__Data records__:
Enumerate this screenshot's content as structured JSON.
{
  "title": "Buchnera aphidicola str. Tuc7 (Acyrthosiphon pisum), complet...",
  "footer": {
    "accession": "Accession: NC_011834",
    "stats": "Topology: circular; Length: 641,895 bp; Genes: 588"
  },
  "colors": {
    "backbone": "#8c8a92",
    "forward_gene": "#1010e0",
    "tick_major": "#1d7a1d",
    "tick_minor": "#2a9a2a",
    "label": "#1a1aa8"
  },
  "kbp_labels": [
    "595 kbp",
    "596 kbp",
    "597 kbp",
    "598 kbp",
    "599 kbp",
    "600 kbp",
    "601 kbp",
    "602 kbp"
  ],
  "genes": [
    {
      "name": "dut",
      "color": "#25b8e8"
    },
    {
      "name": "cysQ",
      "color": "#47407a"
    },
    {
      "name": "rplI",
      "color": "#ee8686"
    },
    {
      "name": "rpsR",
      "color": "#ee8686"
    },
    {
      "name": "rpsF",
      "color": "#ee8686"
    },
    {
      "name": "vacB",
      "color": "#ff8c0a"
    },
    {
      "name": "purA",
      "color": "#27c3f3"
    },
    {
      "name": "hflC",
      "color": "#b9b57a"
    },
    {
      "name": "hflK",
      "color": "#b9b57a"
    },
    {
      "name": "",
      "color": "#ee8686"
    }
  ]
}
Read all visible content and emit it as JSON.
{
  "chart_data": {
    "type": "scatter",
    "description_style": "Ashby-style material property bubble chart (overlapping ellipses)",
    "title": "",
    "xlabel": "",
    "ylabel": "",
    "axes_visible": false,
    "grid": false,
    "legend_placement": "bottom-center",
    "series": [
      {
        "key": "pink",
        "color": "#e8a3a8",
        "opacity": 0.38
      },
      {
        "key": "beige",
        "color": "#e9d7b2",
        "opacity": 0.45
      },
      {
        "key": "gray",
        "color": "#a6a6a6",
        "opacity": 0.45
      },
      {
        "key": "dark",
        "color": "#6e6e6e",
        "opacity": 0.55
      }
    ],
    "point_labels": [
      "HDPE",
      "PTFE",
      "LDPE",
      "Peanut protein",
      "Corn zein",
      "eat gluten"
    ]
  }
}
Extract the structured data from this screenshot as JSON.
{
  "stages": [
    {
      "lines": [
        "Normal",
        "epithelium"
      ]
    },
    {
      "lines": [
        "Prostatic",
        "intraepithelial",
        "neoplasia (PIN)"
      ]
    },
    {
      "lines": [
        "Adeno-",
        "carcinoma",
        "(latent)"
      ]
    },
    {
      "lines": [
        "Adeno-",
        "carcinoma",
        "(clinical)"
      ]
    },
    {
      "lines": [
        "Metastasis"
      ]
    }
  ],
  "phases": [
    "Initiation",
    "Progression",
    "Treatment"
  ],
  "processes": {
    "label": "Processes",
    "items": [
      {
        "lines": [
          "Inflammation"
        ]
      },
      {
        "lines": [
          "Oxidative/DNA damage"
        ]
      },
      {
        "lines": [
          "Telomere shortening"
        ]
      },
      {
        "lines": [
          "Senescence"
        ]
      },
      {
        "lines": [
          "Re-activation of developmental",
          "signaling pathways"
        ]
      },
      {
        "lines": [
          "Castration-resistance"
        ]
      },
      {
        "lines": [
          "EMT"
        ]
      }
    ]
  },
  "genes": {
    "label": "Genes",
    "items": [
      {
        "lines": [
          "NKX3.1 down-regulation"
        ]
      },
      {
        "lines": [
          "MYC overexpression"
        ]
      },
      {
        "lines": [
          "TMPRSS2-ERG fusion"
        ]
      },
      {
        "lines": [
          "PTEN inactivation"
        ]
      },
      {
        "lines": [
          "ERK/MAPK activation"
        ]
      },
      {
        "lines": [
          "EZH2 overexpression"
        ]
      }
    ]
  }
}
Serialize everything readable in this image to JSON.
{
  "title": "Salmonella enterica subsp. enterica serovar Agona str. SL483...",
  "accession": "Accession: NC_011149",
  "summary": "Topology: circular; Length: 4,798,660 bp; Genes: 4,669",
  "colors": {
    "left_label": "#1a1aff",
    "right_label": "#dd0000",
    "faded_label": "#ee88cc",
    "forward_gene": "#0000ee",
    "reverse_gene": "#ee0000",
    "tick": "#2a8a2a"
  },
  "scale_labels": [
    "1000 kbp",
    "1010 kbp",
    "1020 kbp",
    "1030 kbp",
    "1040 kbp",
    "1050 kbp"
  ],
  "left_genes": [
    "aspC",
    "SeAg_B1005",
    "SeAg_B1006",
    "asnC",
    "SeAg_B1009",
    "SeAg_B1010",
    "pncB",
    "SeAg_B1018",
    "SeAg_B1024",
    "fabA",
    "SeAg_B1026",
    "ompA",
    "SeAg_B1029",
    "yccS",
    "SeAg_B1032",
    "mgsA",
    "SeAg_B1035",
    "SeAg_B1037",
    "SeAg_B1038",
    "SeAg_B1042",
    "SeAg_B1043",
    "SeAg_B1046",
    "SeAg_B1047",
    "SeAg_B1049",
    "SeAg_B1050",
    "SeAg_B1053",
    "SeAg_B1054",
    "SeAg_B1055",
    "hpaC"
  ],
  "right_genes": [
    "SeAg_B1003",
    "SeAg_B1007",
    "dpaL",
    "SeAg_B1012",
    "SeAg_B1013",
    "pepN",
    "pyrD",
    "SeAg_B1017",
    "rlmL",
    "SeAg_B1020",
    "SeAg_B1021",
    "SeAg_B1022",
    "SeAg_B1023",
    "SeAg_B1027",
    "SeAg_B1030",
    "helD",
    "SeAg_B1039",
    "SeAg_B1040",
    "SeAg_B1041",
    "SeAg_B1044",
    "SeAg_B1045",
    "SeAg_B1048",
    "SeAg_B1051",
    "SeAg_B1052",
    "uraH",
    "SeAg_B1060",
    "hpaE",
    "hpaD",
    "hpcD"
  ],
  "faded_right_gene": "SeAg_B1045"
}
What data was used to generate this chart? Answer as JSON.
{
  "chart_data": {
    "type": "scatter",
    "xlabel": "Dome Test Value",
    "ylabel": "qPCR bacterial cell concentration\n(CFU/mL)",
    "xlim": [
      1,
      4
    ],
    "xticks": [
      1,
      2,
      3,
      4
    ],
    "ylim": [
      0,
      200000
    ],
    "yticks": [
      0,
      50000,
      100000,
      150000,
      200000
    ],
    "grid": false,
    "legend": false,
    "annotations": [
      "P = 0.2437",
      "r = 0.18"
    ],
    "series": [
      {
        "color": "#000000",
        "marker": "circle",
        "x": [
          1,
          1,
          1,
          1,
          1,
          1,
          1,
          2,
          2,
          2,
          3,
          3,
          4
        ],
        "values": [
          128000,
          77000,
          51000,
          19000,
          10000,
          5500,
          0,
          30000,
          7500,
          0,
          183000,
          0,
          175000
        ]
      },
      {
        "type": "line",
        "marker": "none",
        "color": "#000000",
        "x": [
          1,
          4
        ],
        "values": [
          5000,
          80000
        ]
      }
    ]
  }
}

__Task details__: Retype the records, line for line.

__Problem solution__:
Enumerate this screenshot's content as structured JSON.
{
  "title": "Buchnera aphidicola str. Tuc7 (Acyrthosiphon pisum), complet...",
  "footer": {
    "accession": "Accession: NC_011834",
    "stats": "Topology: circular; Length: 641,895 bp; Genes: 588"
  },
  "colors": {
    "backbone": "#8c8a92",
    "forward_gene": "#1010e0",
    "tick_major": "#1d7a1d",
    "tick_minor": "#2a9a2a",
    "label": "#1a1aa8"
  },
  "kbp_labels": [
    "595 kbp",
    "596 kbp",
    "597 kbp",
    "598 kbp",
    "599 kbp",
    "600 kbp",
    "601 kbp",
    "602 kbp"
  ],
  "genes": [
    {
      "name": "dut",
      "color": "#25b8e8"
    },
    {
      "name": "cysQ",
      "color": "#47407a"
    },
    {
      "name": "rplI",
      "color": "#ee8686"
    },
    {
      "name": "rpsR",
      "color": "#ee8686"
    },
    {
      "name": "rpsF",
      "color": "#ee8686"
    },
    {
      "name": "vacB",
      "color": "#ff8c0a"
    },
    {
      "name": "purA",
      "color": "#27c3f3"
    },
    {
      "name": "hflC",
      "color": "#b9b57a"
    },
    {
      "name": "hflK",
      "color": "#b9b57a"
    },
    {
      "name": "",
      "color": "#ee8686"
    }
  ]
}
Read all visible content and emit it as JSON.
{
  "chart_data": {
    "type": "scatter",
    "description_style": "Ashby-style material property bubble chart (overlapping ellipses)",
    "title": "",
    "xlabel": "",
    "ylabel": "",
    "axes_visible": false,
    "grid": false,
    "legend_placement": "bottom-center",
    "series": [
      {
        "key": "pink",
        "color": "#e8a3a8",
        "opacity": 0.38
      },
      {
        "key": "beige",
        "color": "#e9d7b2",
        "opacity": 0.45
      },
      {
        "key": "gray",
        "color": "#a6a6a6",
        "opacity": 0.45
      },
      {
        "key": "dark",
        "color": "#6e6e6e",
        "opacity": 0.55
      }
    ],
    "point_labels": [
      "HDPE",
      "PTFE",
      "LDPE",
      "Peanut protein",
      "Corn zein",
      "eat gluten"
    ]
  }
}
Extract the structured data from this screenshot as JSON.
{
  "stages": [
    {
      "lines": [
        "Normal",
        "epithelium"
      ]
    },
    {
      "lines": [
        "Prostatic",
        "intraepithelial",
        "neoplasia (PIN)"
      ]
    },
    {
      "lines": [
        "Adeno-",
        "carcinoma",
        "(latent)"
      ]
    },
    {
      "lines": [
        "Adeno-",
        "carcinoma",
        "(clinical)"
      ]
    },
    {
      "lines": [
        "Metastasis"
      ]
    }
  ],
  "phases": [
    "Initiation",
    "Progression",
    "Treatment"
  ],
  "processes": {
    "label": "Processes",
    "items": [
      {
        "lines": [
          "Inflammation"
        ]
      },
      {
        "lines": [
          "Oxidative/DNA damage"
        ]
      },
      {
        "lines": [
          "Telomere shortening"
        ]
      },
      {
        "lines": [
          "Senescence"
        ]
      },
      {
        "lines": [
          "Re-activation of developmental",
          "signaling pathways"
        ]
      },
      {
        "lines": [
          "Castration-resistance"
        ]
      },
      {
        "lines": [
          "EMT"
        ]
      }
    ]
  },
  "genes": {
    "label": "Genes",
    "items": [
      {
        "lines": [
          "NKX3.1 down-regulation"
        ]
      },
      {
        "lines": [
          "MYC overexpression"
        ]
      },
      {
        "lines": [
          "TMPRSS2-ERG fusion"
        ]
      },
      {
        "lines": [
          "PTEN inactivation"
        ]
      },
      {
        "lines": [
          "ERK/MAPK activation"
        ]
      },
      {
        "lines": [
          "EZH2 overexpression"
        ]
      }
    ]
  }
}
Serialize everything readable in this image to JSON.
{
  "title": "Salmonella enterica subsp. enterica serovar Agona str. SL483...",
  "accession": "Accession: NC_011149",
  "summary": "Topology: circular; Length: 4,798,660 bp; Genes: 4,669",
  "colors": {
    "left_label": "#1a1aff",
    "right_label": "#dd0000",
    "faded_label": "#ee88cc",
    "forward_gene": "#0000ee",
    "reverse_gene": "#ee0000",
    "tick": "#2a8a2a"
  },
  "scale_labels": [
    "1000 kbp",
    "1010 kbp",
    "1020 kbp",
    "1030 kbp",
    "1040 kbp",
    "1050 kbp"
  ],
  "left_genes": [
    "aspC",
    "SeAg_B1005",
    "SeAg_B1006",
    "asnC",
    "SeAg_B1009",
    "SeAg_B1010",
    "pncB",
    "SeAg_B1018",
    "SeAg_B1024",
    "fabA",
    "SeAg_B1026",
    "ompA",
    "SeAg_B1029",
    "yccS",
    "SeAg_B1032",
    "mgsA",
    "SeAg_B1035",
    "SeAg_B1037",
    "SeAg_B1038",
    "SeAg_B1042",
    "SeAg_B1043",
    "SeAg_B1046",
    "SeAg_B1047",
    "SeAg_B1049",
    "SeAg_B1050",
    "SeAg_B1053",
    "SeAg_B1054",
    "SeAg_B1055",
    "hpaC"
  ],
  "right_genes": [
    "SeAg_B1003",
    "SeAg_B1007",
    "dpaL",
    "SeAg_B1012",
    "SeAg_B1013",
    "pepN",
    "pyrD",
    "SeAg_B1017",
    "rlmL",
    "SeAg_B1020",
    "SeAg_B1021",
    "SeAg_B1022",
    "SeAg_B1023",
    "SeAg_B1027",
    "SeAg_B1030",
    "helD",
    "SeAg_B1039",
    "SeAg_B1040",
    "SeAg_B1041",
    "SeAg_B1044",
    "SeAg_B1045",
    "SeAg_B1048",
    "SeAg_B1051",
    "SeAg_B1052",
    "uraH",
    "SeAg_B1060",
    "hpaE",
    "hpaD",
    "hpcD"
  ],
  "faded_right_gene": "SeAg_B1045"
}
What data was used to generate this chart? Answer as JSON.
{
  "chart_data": {
    "type": "scatter",
    "xlabel": "Dome Test Value",
    "ylabel": "qPCR bacterial cell concentration\n(CFU/mL)",
    "xlim": [
      1,
      4
    ],
    "xticks": [
      1,
      2,
      3,
      4
    ],
    "ylim": [
      0,
      200000
    ],
    "yticks": [
      0,
      50000,
      100000,
      150000,
      200000
    ],
    "grid": false,
    "legend": false,
    "annotations": [
      "P = 0.2437",
      "r = 0.18"
    ],
    "series": [
      {
        "color": "#000000",
        "marker": "circle",
        "x": [
          1,
          1,
          1,
          1,
          1,
          1,
          1,
          2,
          2,
          2,
          3,
          3,
          4
        ],
        "values": [
          128000,
          77000,
          51000,
          19000,
          10000,
          5500,
          0,
          30000,
          7500,
          0,
          183000,
          0,
          175000
        ]
      },
      {
        "type": "line",
        "marker": "none",
        "color": "#000000",
        "x": [
          1,
          4
        ],
        "values": [
          5000,
          80000
        ]
      }
    ]
  }
}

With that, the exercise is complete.